===== Material for this exercise

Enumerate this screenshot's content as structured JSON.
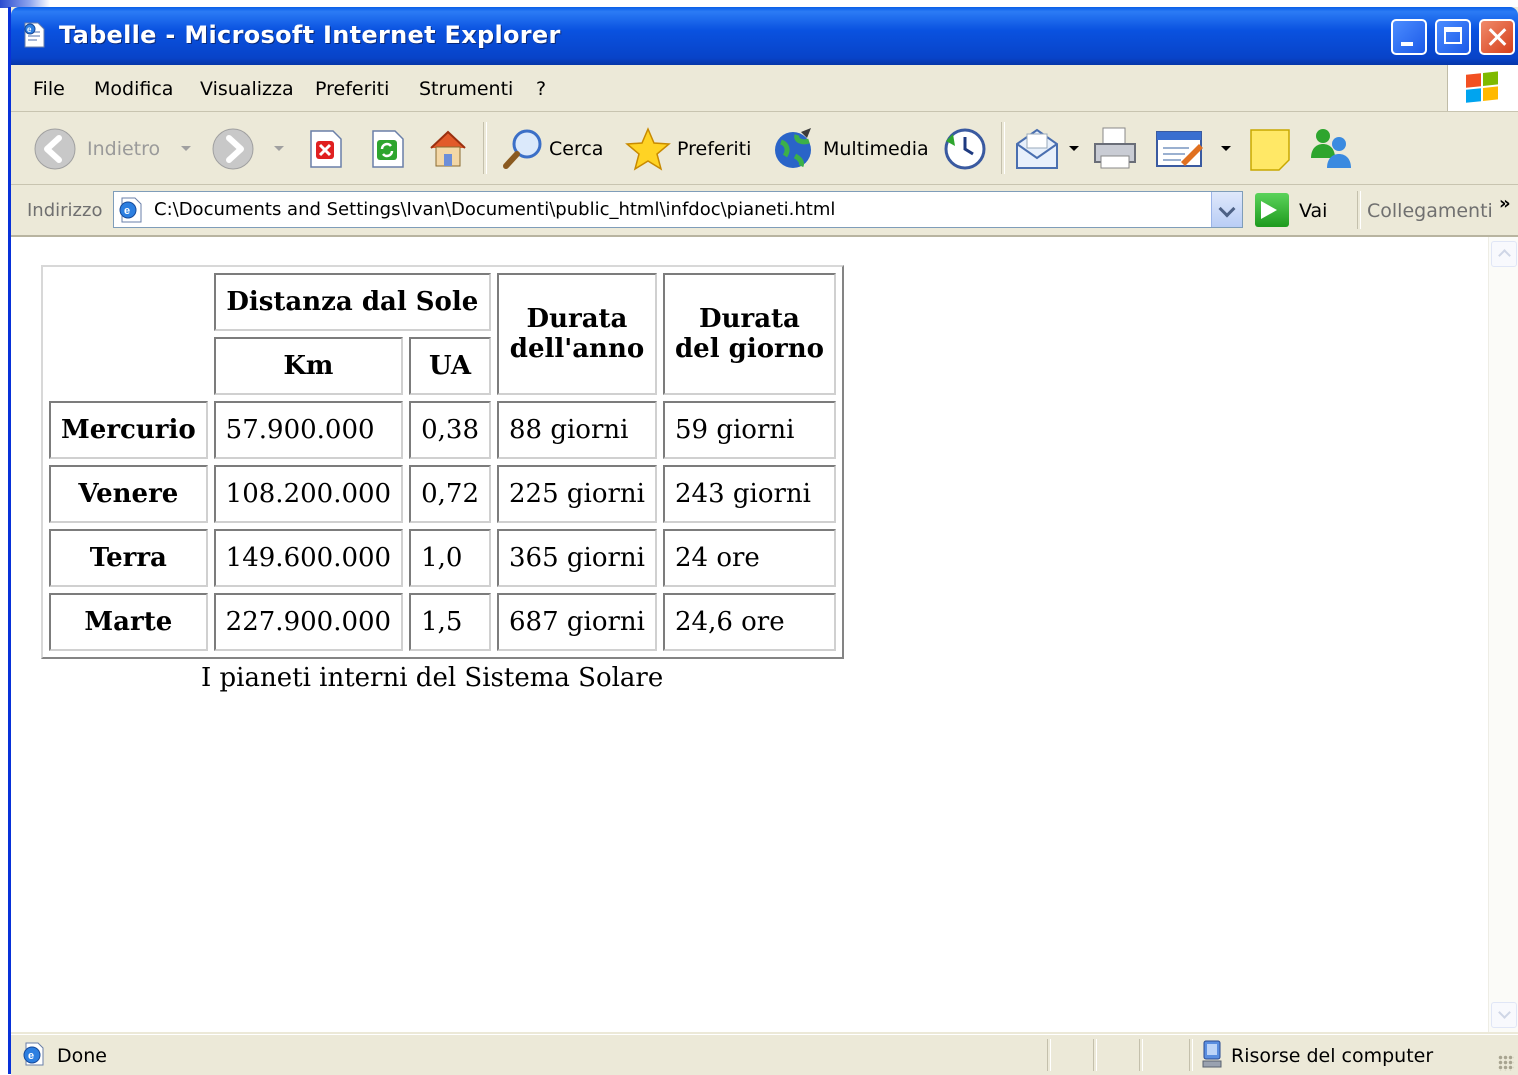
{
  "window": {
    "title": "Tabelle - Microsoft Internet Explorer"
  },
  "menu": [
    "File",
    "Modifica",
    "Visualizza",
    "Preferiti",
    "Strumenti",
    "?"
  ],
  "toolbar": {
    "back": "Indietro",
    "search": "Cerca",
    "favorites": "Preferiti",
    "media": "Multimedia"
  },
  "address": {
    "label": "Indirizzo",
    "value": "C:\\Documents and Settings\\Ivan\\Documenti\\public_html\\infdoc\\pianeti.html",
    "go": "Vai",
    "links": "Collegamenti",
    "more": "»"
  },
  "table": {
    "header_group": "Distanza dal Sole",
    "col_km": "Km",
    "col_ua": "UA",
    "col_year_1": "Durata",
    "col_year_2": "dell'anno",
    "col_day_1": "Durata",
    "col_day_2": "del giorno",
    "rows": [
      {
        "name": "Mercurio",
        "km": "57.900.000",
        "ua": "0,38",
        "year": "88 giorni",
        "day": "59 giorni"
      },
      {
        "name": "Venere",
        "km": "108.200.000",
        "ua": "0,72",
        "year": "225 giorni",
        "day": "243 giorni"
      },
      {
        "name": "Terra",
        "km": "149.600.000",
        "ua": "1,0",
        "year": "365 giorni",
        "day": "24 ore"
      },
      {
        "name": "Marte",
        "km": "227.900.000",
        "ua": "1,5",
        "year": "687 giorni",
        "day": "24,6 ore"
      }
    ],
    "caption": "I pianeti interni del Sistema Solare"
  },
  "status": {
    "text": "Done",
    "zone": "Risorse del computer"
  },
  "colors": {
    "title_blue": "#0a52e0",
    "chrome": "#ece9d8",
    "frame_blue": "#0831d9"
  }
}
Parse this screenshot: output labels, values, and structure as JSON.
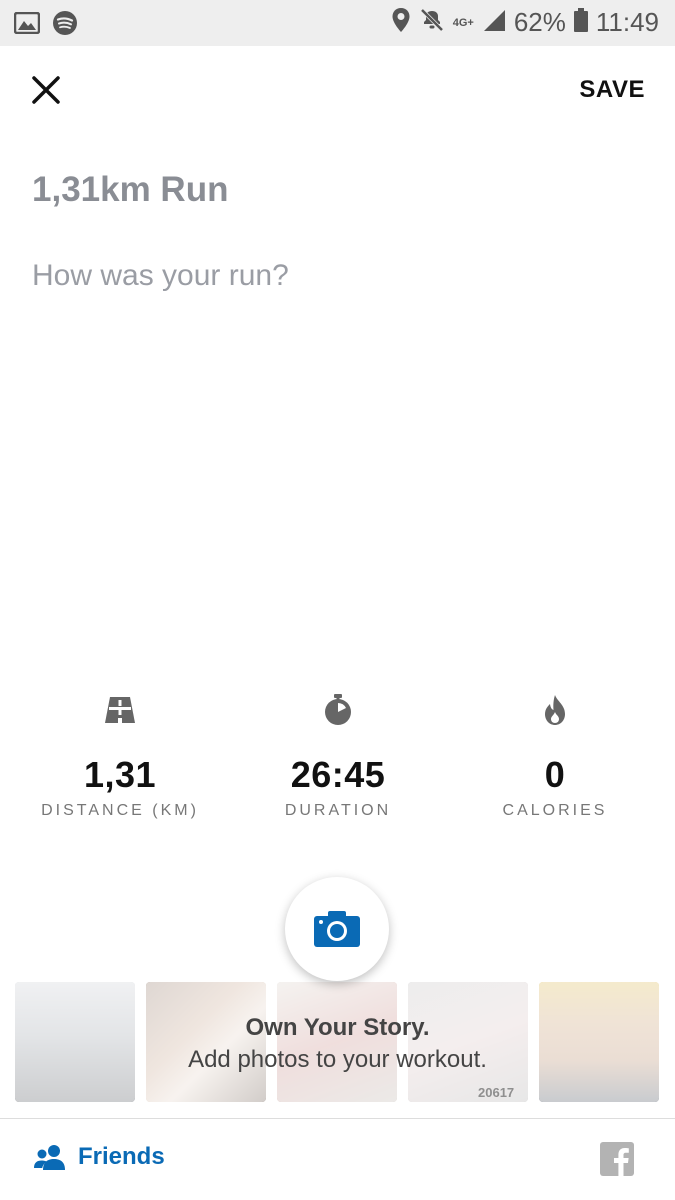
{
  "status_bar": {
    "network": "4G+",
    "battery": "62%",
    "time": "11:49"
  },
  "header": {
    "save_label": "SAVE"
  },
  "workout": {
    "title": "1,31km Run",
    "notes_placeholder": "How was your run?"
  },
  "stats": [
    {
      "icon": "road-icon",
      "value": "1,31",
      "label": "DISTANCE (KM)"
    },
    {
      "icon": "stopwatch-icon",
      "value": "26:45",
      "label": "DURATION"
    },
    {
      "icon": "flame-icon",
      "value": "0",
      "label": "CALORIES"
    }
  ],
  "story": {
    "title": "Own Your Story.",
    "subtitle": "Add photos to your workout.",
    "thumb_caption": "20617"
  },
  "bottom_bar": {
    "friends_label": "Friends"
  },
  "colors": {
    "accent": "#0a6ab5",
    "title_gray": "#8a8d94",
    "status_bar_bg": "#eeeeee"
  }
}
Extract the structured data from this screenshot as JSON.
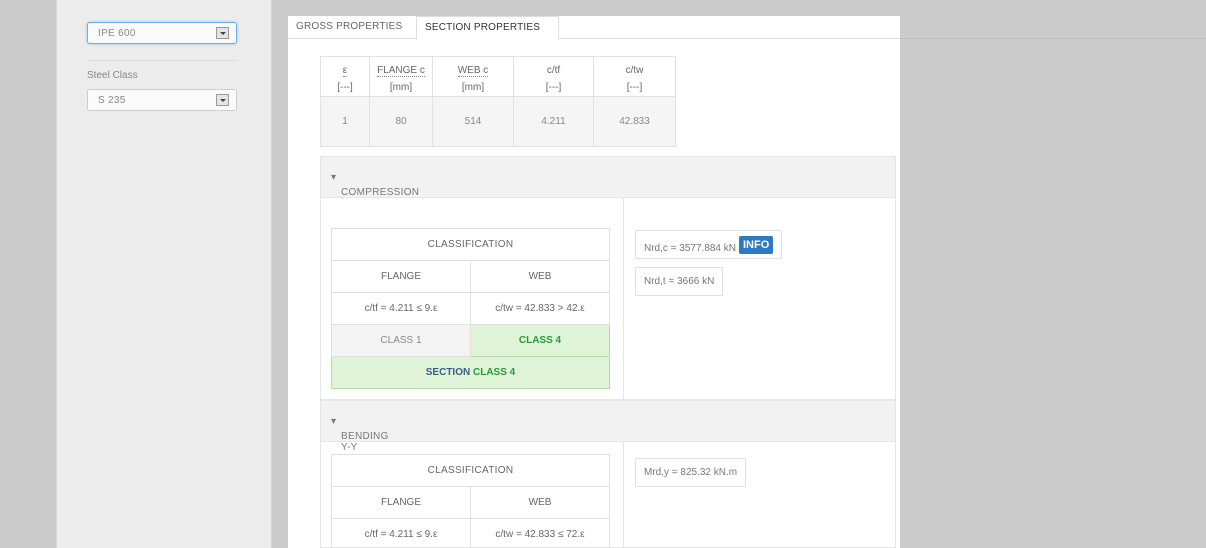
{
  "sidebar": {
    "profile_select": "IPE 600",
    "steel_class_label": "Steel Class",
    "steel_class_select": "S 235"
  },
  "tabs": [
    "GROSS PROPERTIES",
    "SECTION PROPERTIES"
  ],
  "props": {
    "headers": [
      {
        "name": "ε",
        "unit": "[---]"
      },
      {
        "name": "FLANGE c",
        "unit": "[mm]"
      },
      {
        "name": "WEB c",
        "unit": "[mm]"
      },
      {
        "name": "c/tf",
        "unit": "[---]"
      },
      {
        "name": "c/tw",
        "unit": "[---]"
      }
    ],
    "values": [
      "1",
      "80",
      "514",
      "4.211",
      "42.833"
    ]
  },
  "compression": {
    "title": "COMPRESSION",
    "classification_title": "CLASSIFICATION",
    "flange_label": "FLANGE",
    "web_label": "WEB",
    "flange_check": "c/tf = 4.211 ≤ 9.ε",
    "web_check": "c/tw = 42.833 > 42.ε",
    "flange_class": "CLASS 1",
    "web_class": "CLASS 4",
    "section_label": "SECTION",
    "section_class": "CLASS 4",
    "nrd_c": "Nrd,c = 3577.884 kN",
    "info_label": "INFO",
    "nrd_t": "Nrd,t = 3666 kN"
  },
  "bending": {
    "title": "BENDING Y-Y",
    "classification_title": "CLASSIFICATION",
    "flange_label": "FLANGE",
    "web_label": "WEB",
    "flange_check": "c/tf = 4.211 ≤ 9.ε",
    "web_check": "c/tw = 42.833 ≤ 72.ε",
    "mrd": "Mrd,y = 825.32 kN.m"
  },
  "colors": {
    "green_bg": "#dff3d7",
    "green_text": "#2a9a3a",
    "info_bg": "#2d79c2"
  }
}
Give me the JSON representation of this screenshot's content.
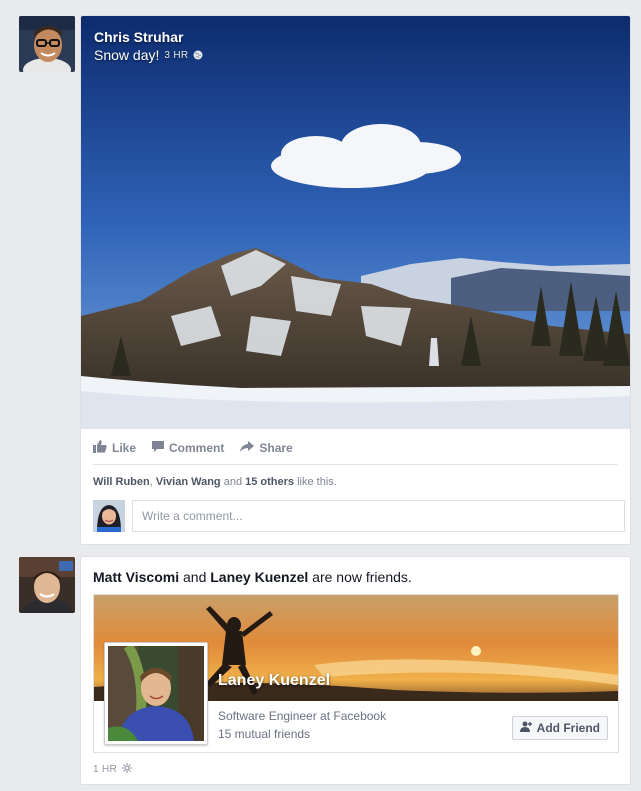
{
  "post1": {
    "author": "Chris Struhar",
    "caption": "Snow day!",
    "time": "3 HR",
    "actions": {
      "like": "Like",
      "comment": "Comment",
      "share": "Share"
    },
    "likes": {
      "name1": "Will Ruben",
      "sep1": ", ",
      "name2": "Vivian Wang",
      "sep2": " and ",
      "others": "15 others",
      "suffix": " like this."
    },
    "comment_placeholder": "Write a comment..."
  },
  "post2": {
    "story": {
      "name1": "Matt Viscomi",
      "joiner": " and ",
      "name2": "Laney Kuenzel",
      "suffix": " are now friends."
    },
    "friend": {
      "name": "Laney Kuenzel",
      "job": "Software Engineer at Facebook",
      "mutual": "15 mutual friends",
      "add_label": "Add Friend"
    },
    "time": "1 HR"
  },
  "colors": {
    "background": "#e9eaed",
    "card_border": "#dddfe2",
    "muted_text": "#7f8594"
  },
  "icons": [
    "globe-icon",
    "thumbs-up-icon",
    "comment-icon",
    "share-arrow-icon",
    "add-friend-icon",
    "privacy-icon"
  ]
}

==========

▶ Stated task
Write out all the entries again, word for word, and print no images.

▶ Response to the exercise
Enumerate this screenshot's content as structured JSON.
{
  "window": {
    "title": "Tabelle - Microsoft Internet Explorer"
  },
  "menu": [
    "File",
    "Modifica",
    "Visualizza",
    "Preferiti",
    "Strumenti",
    "?"
  ],
  "toolbar": {
    "back": "Indietro",
    "search": "Cerca",
    "favorites": "Preferiti",
    "media": "Multimedia"
  },
  "address": {
    "label": "Indirizzo",
    "value": "C:\\Documents and Settings\\Ivan\\Documenti\\public_html\\infdoc\\pianeti.html",
    "go": "Vai",
    "links": "Collegamenti",
    "more": "»"
  },
  "table": {
    "header_group": "Distanza dal Sole",
    "col_km": "Km",
    "col_ua": "UA",
    "col_year_1": "Durata",
    "col_year_2": "dell'anno",
    "col_day_1": "Durata",
    "col_day_2": "del giorno",
    "rows": [
      {
        "name": "Mercurio",
        "km": "57.900.000",
        "ua": "0,38",
        "year": "88 giorni",
        "day": "59 giorni"
      },
      {
        "name": "Venere",
        "km": "108.200.000",
        "ua": "0,72",
        "year": "225 giorni",
        "day": "243 giorni"
      },
      {
        "name": "Terra",
        "km": "149.600.000",
        "ua": "1,0",
        "year": "365 giorni",
        "day": "24 ore"
      },
      {
        "name": "Marte",
        "km": "227.900.000",
        "ua": "1,5",
        "year": "687 giorni",
        "day": "24,6 ore"
      }
    ],
    "caption": "I pianeti interni del Sistema Solare"
  },
  "status": {
    "text": "Done",
    "zone": "Risorse del computer"
  },
  "colors": {
    "title_blue": "#0a52e0",
    "chrome": "#ece9d8",
    "frame_blue": "#0831d9"
  }
}
Parse this screenshot: output labels, values, and structure as JSON.
{
  "status_bar": {
    "network": "4G+",
    "battery": "62%",
    "time": "11:49"
  },
  "header": {
    "save_label": "SAVE"
  },
  "workout": {
    "title": "1,31km Run",
    "notes_placeholder": "How was your run?"
  },
  "stats": [
    {
      "icon": "road-icon",
      "value": "1,31",
      "label": "DISTANCE (KM)"
    },
    {
      "icon": "stopwatch-icon",
      "value": "26:45",
      "label": "DURATION"
    },
    {
      "icon": "flame-icon",
      "value": "0",
      "label": "CALORIES"
    }
  ],
  "story": {
    "title": "Own Your Story.",
    "subtitle": "Add photos to your workout.",
    "thumb_caption": "20617"
  },
  "bottom_bar": {
    "friends_label": "Friends"
  },
  "colors": {
    "accent": "#0a6ab5",
    "title_gray": "#8a8d94",
    "status_bar_bg": "#eeeeee"
  }
}
Extract the structured data from this screenshot as JSON.
{
  "sidebar": {
    "profile_select": "IPE 600",
    "steel_class_label": "Steel Class",
    "steel_class_select": "S 235"
  },
  "tabs": [
    "GROSS PROPERTIES",
    "SECTION PROPERTIES"
  ],
  "props": {
    "headers": [
      {
        "name": "ε",
        "unit": "[---]"
      },
      {
        "name": "FLANGE c",
        "unit": "[mm]"
      },
      {
        "name": "WEB c",
        "unit": "[mm]"
      },
      {
        "name": "c/tf",
        "unit": "[---]"
      },
      {
        "name": "c/tw",
        "unit": "[---]"
      }
    ],
    "values": [
      "1",
      "80",
      "514",
      "4.211",
      "42.833"
    ]
  },
  "compression": {
    "title": "COMPRESSION",
    "classification_title": "CLASSIFICATION",
    "flange_label": "FLANGE",
    "web_label": "WEB",
    "flange_check": "c/tf = 4.211 ≤ 9.ε",
    "web_check": "c/tw = 42.833 > 42.ε",
    "flange_class": "CLASS 1",
    "web_class": "CLASS 4",
    "section_label": "SECTION",
    "section_class": "CLASS 4",
    "nrd_c": "Nrd,c = 3577.884 kN",
    "info_label": "INFO",
    "nrd_t": "Nrd,t = 3666 kN"
  },
  "bending": {
    "title": "BENDING Y-Y",
    "classification_title": "CLASSIFICATION",
    "flange_label": "FLANGE",
    "web_label": "WEB",
    "flange_check": "c/tf = 4.211 ≤ 9.ε",
    "web_check": "c/tw = 42.833 ≤ 72.ε",
    "mrd": "Mrd,y = 825.32 kN.m"
  },
  "colors": {
    "green_bg": "#dff3d7",
    "green_text": "#2a9a3a",
    "info_bg": "#2d79c2"
  }
}
Give me the JSON representation of this screenshot's content.
{
  "post1": {
    "author": "Chris Struhar",
    "caption": "Snow day!",
    "time": "3 HR",
    "actions": {
      "like": "Like",
      "comment": "Comment",
      "share": "Share"
    },
    "likes": {
      "name1": "Will Ruben",
      "sep1": ", ",
      "name2": "Vivian Wang",
      "sep2": " and ",
      "others": "15 others",
      "suffix": " like this."
    },
    "comment_placeholder": "Write a comment..."
  },
  "post2": {
    "story": {
      "name1": "Matt Viscomi",
      "joiner": " and ",
      "name2": "Laney Kuenzel",
      "suffix": " are now friends."
    },
    "friend": {
      "name": "Laney Kuenzel",
      "job": "Software Engineer at Facebook",
      "mutual": "15 mutual friends",
      "add_label": "Add Friend"
    },
    "time": "1 HR"
  },
  "colors": {
    "background": "#e9eaed",
    "card_border": "#dddfe2",
    "muted_text": "#7f8594"
  },
  "icons": [
    "globe-icon",
    "thumbs-up-icon",
    "comment-icon",
    "share-arrow-icon",
    "add-friend-icon",
    "privacy-icon"
  ]
}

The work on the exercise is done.